> **Figure record listings**

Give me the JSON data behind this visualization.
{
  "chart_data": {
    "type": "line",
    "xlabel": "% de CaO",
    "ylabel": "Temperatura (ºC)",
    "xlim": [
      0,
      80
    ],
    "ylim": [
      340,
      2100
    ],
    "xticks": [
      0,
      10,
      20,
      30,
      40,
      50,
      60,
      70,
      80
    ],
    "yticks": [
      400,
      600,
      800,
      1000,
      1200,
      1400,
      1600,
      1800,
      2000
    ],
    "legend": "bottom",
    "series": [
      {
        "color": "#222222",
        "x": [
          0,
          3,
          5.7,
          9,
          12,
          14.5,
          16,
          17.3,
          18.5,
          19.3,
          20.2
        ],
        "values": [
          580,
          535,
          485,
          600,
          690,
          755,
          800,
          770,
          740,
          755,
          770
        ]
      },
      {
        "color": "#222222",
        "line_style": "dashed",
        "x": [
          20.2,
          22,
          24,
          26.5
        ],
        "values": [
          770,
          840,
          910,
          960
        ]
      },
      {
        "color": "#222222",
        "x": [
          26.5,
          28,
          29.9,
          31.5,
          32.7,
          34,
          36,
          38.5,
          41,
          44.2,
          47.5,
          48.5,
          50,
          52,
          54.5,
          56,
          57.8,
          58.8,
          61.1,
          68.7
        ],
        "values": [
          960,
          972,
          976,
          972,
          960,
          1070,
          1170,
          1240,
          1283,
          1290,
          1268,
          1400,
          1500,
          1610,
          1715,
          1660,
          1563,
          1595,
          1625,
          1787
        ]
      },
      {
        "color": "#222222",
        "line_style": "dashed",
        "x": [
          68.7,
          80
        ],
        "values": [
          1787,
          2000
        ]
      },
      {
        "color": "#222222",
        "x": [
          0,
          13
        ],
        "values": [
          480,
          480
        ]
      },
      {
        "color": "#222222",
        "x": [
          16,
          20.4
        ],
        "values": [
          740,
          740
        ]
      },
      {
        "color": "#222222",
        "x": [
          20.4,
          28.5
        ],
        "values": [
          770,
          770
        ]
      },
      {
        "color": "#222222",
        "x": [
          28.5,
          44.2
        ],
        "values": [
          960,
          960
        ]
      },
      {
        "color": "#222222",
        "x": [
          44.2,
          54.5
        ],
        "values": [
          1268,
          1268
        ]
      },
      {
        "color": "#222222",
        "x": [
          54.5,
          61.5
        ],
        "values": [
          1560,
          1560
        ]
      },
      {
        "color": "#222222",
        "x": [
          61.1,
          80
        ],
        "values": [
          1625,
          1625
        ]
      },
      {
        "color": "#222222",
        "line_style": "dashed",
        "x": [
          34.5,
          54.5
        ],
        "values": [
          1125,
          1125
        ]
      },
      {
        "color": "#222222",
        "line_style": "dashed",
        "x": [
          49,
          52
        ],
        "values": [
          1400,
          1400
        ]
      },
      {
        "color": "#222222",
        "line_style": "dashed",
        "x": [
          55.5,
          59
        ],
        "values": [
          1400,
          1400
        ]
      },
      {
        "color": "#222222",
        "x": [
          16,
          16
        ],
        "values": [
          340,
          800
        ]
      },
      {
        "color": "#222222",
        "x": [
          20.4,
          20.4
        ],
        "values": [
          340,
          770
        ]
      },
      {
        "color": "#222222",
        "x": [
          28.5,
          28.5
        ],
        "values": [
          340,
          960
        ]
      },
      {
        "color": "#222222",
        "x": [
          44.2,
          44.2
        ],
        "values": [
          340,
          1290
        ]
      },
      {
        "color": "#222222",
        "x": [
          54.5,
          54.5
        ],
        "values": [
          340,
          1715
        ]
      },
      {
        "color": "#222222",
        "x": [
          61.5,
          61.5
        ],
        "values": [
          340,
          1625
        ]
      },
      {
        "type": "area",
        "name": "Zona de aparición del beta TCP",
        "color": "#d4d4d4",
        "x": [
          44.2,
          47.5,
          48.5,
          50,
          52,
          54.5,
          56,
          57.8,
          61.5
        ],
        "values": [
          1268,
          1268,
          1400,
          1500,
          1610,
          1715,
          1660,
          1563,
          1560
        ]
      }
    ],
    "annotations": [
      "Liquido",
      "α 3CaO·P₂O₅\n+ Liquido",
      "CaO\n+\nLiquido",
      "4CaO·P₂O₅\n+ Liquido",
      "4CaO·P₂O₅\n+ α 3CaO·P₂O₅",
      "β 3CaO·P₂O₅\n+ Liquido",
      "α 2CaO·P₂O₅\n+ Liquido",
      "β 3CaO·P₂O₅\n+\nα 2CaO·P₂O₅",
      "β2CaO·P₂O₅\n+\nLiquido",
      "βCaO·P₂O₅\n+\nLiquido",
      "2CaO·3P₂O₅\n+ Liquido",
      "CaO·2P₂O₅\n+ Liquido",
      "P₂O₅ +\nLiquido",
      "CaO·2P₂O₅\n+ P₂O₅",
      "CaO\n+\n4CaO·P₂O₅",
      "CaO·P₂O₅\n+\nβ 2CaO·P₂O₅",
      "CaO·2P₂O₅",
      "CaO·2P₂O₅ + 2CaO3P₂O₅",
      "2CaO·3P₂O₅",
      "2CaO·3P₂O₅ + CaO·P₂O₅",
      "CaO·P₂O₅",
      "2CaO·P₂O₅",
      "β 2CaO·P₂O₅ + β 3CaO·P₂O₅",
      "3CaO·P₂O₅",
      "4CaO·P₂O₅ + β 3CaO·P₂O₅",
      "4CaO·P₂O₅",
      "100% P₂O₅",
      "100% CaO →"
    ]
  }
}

> **Set task**
Extract, word for word, each line of the listing above.

> **Finished task**
Give me the JSON data behind this visualization.
{
  "chart_data": {
    "type": "line",
    "xlabel": "% de CaO",
    "ylabel": "Temperatura (ºC)",
    "xlim": [
      0,
      80
    ],
    "ylim": [
      340,
      2100
    ],
    "xticks": [
      0,
      10,
      20,
      30,
      40,
      50,
      60,
      70,
      80
    ],
    "yticks": [
      400,
      600,
      800,
      1000,
      1200,
      1400,
      1600,
      1800,
      2000
    ],
    "legend": "bottom",
    "series": [
      {
        "color": "#222222",
        "x": [
          0,
          3,
          5.7,
          9,
          12,
          14.5,
          16,
          17.3,
          18.5,
          19.3,
          20.2
        ],
        "values": [
          580,
          535,
          485,
          600,
          690,
          755,
          800,
          770,
          740,
          755,
          770
        ]
      },
      {
        "color": "#222222",
        "line_style": "dashed",
        "x": [
          20.2,
          22,
          24,
          26.5
        ],
        "values": [
          770,
          840,
          910,
          960
        ]
      },
      {
        "color": "#222222",
        "x": [
          26.5,
          28,
          29.9,
          31.5,
          32.7,
          34,
          36,
          38.5,
          41,
          44.2,
          47.5,
          48.5,
          50,
          52,
          54.5,
          56,
          57.8,
          58.8,
          61.1,
          68.7
        ],
        "values": [
          960,
          972,
          976,
          972,
          960,
          1070,
          1170,
          1240,
          1283,
          1290,
          1268,
          1400,
          1500,
          1610,
          1715,
          1660,
          1563,
          1595,
          1625,
          1787
        ]
      },
      {
        "color": "#222222",
        "line_style": "dashed",
        "x": [
          68.7,
          80
        ],
        "values": [
          1787,
          2000
        ]
      },
      {
        "color": "#222222",
        "x": [
          0,
          13
        ],
        "values": [
          480,
          480
        ]
      },
      {
        "color": "#222222",
        "x": [
          16,
          20.4
        ],
        "values": [
          740,
          740
        ]
      },
      {
        "color": "#222222",
        "x": [
          20.4,
          28.5
        ],
        "values": [
          770,
          770
        ]
      },
      {
        "color": "#222222",
        "x": [
          28.5,
          44.2
        ],
        "values": [
          960,
          960
        ]
      },
      {
        "color": "#222222",
        "x": [
          44.2,
          54.5
        ],
        "values": [
          1268,
          1268
        ]
      },
      {
        "color": "#222222",
        "x": [
          54.5,
          61.5
        ],
        "values": [
          1560,
          1560
        ]
      },
      {
        "color": "#222222",
        "x": [
          61.1,
          80
        ],
        "values": [
          1625,
          1625
        ]
      },
      {
        "color": "#222222",
        "line_style": "dashed",
        "x": [
          34.5,
          54.5
        ],
        "values": [
          1125,
          1125
        ]
      },
      {
        "color": "#222222",
        "line_style": "dashed",
        "x": [
          49,
          52
        ],
        "values": [
          1400,
          1400
        ]
      },
      {
        "color": "#222222",
        "line_style": "dashed",
        "x": [
          55.5,
          59
        ],
        "values": [
          1400,
          1400
        ]
      },
      {
        "color": "#222222",
        "x": [
          16,
          16
        ],
        "values": [
          340,
          800
        ]
      },
      {
        "color": "#222222",
        "x": [
          20.4,
          20.4
        ],
        "values": [
          340,
          770
        ]
      },
      {
        "color": "#222222",
        "x": [
          28.5,
          28.5
        ],
        "values": [
          340,
          960
        ]
      },
      {
        "color": "#222222",
        "x": [
          44.2,
          44.2
        ],
        "values": [
          340,
          1290
        ]
      },
      {
        "color": "#222222",
        "x": [
          54.5,
          54.5
        ],
        "values": [
          340,
          1715
        ]
      },
      {
        "color": "#222222",
        "x": [
          61.5,
          61.5
        ],
        "values": [
          340,
          1625
        ]
      },
      {
        "type": "area",
        "name": "Zona de aparición del beta TCP",
        "color": "#d4d4d4",
        "x": [
          44.2,
          47.5,
          48.5,
          50,
          52,
          54.5,
          56,
          57.8,
          61.5
        ],
        "values": [
          1268,
          1268,
          1400,
          1500,
          1610,
          1715,
          1660,
          1563,
          1560
        ]
      }
    ],
    "annotations": [
      "Liquido",
      "α 3CaO·P₂O₅\n+ Liquido",
      "CaO\n+\nLiquido",
      "4CaO·P₂O₅\n+ Liquido",
      "4CaO·P₂O₅\n+ α 3CaO·P₂O₅",
      "β 3CaO·P₂O₅\n+ Liquido",
      "α 2CaO·P₂O₅\n+ Liquido",
      "β 3CaO·P₂O₅\n+\nα 2CaO·P₂O₅",
      "β2CaO·P₂O₅\n+\nLiquido",
      "βCaO·P₂O₅\n+\nLiquido",
      "2CaO·3P₂O₅\n+ Liquido",
      "CaO·2P₂O₅\n+ Liquido",
      "P₂O₅ +\nLiquido",
      "CaO·2P₂O₅\n+ P₂O₅",
      "CaO\n+\n4CaO·P₂O₅",
      "CaO·P₂O₅\n+\nβ 2CaO·P₂O₅",
      "CaO·2P₂O₅",
      "CaO·2P₂O₅ + 2CaO3P₂O₅",
      "2CaO·3P₂O₅",
      "2CaO·3P₂O₅ + CaO·P₂O₅",
      "CaO·P₂O₅",
      "2CaO·P₂O₅",
      "β 2CaO·P₂O₅ + β 3CaO·P₂O₅",
      "3CaO·P₂O₅",
      "4CaO·P₂O₅ + β 3CaO·P₂O₅",
      "4CaO·P₂O₅",
      "100% P₂O₅",
      "100% CaO →"
    ]
  }
}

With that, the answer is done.